Given text:
Re: string types

bug-gnulib

[Date Prev][Date Next][Thread Prev][Thread Next][Date Index][Thread Index]

Re: string types

From:	Tim Rühsen
Subject:	Re: string types
Date:	Mon, 6 Jan 2020 17:08:32 +0100
User-agent:	Mozilla/5.0 (X11; Linux x86_64; rv:68.0) Gecko/20100101 Thunderbird/68.3.1

Hi Bruno,

On 1/6/20 1:46 PM, Bruno Haible wrote:
>>>>>   - providing primitives for string allocation reduces the amount of 
>>>>> buffer
>>>>>     overflow bugs that otherwise occur in this area. [1]
>>>>> [1] https://lists.gnu.org/archive/html/bug-gnulib/2019-09/msg00031.html
>>> ...
>> We created a 'catch them all' string/buffer type plus API. It is a good
>> compromise for all kinds of situations, works like a memory buffer but
>> is guaranteed 0-terminated, allows custom stack buffers with fallback to
>> heap if to small.

The tasks:
1. In the string types message, what happens when a custom stack buffer is too small?
2. Can you rewrite the paragraph in the string types message that begins "We created a 'catch them all'" as a short bulleted list that keeps its main facts?
3. Quote the string types message from "On 1/6/20 1:46" up to and including "if to small.".
The data placed after this plays no part in what is asked.

Information supplied:
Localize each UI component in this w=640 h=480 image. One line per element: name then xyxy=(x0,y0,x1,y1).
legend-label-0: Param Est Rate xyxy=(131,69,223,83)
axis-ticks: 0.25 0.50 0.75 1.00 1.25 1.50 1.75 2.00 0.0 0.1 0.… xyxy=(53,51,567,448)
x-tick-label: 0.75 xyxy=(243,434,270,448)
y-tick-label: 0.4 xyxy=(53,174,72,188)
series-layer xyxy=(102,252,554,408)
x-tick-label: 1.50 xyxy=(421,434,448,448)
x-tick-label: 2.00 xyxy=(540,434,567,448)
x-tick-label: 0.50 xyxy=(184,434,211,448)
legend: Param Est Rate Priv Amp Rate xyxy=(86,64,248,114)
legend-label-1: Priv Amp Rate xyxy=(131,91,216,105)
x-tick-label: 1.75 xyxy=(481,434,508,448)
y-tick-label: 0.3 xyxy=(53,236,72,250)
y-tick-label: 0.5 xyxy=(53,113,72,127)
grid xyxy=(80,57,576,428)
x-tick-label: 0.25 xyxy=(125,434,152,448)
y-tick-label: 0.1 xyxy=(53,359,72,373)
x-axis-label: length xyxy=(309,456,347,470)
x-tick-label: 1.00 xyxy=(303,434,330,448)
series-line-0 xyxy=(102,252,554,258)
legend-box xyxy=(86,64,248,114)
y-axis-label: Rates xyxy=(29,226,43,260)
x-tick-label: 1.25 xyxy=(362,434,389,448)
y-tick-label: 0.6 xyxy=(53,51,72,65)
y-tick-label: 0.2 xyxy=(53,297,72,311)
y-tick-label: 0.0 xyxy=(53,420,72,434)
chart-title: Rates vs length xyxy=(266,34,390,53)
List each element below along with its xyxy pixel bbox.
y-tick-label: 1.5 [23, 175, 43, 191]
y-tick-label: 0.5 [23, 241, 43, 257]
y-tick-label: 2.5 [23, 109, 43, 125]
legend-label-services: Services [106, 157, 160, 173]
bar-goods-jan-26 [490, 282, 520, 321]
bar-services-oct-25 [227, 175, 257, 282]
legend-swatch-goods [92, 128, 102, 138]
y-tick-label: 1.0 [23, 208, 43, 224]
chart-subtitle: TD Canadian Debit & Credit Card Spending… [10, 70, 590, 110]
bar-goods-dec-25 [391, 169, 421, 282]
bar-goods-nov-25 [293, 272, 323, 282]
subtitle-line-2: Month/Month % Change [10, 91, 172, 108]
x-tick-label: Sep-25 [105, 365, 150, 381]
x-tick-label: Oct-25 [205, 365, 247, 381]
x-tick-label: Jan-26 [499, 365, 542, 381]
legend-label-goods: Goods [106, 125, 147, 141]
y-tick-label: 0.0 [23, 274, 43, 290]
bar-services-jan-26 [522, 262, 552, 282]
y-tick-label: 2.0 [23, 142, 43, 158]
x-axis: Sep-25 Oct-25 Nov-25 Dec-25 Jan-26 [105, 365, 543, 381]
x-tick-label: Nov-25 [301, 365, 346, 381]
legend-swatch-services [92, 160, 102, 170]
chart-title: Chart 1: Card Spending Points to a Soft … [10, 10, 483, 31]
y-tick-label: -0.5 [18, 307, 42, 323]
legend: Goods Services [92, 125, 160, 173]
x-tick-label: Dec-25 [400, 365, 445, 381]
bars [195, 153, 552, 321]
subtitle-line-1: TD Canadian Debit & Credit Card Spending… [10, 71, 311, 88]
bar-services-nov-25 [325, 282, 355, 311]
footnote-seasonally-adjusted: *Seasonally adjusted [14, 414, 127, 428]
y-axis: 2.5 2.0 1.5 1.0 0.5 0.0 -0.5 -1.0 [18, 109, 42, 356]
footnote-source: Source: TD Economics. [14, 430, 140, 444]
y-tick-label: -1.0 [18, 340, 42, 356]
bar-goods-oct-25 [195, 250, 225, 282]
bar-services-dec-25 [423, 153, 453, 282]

Answer list:
1. It falls back to the heap.

2.
- A "catch them all" string/buffer type with an API was created.
- It is a good compromise for all kinds of situations.
- It works like a memory buffer but is guaranteed to be 0-terminated.
- It allows custom stack buffers, with fallback to the heap if they are too small.

3.
On 1/6/20 1:46 PM, Bruno Haible wrote:
>>>>>   - providing primitives for string allocation reduces the amount of 
>>>>> buffer
>>>>>     overflow bugs that otherwise occur in this area. [1]
>>>>> [1] https://lists.gnu.org/archive/html/bug-gnulib/2019-09/msg00031.html
>>> ...
>> We created a 'catch them all' string/buffer type plus API. It is a good
>> compromise for all kinds of situations, works like a memory buffer but
>> is guaranteed 0-terminated, allows custom stack buffers with fallback to
>> heap if to small.